BEGIN EXTRACTED RECORDS

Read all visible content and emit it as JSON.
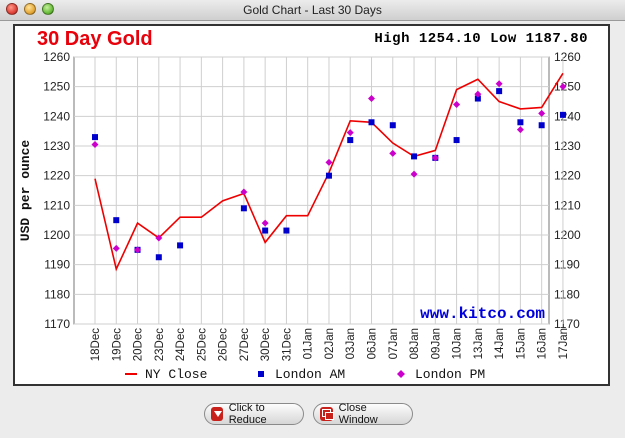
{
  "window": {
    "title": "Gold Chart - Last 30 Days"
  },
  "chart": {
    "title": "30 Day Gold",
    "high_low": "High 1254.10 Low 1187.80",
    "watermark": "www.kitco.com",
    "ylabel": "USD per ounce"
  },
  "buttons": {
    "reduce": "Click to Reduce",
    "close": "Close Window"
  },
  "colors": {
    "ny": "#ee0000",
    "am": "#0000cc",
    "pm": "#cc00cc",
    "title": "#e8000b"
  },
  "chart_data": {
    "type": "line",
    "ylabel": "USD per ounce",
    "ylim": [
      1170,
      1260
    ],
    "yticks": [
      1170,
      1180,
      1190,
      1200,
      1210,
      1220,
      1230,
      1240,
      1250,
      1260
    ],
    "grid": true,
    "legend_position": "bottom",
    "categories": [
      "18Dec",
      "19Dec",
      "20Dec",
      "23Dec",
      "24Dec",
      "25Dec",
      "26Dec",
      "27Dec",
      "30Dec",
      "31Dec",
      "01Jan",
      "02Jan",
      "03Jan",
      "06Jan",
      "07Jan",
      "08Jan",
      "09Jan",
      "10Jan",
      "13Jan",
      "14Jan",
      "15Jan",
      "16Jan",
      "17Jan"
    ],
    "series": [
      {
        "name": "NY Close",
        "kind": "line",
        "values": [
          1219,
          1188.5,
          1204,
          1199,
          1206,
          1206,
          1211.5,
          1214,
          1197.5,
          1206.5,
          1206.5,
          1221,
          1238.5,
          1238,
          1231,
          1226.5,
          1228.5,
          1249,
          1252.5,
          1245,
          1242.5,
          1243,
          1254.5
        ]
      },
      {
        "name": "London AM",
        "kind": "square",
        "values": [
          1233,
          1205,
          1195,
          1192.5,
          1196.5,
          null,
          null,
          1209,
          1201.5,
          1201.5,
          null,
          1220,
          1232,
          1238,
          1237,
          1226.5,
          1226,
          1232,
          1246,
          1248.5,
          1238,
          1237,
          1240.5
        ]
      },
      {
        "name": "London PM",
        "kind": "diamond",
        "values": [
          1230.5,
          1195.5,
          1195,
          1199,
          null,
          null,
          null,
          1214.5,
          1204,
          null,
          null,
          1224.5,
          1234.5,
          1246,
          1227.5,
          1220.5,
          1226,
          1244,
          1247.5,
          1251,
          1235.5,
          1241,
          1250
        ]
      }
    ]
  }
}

END EXTRACTED RECORDS

Identify each line containing the string "Gold" and copy it out.

    "title": "Gold Chart - Last 30 Days"
    "title": "30 Day Gold",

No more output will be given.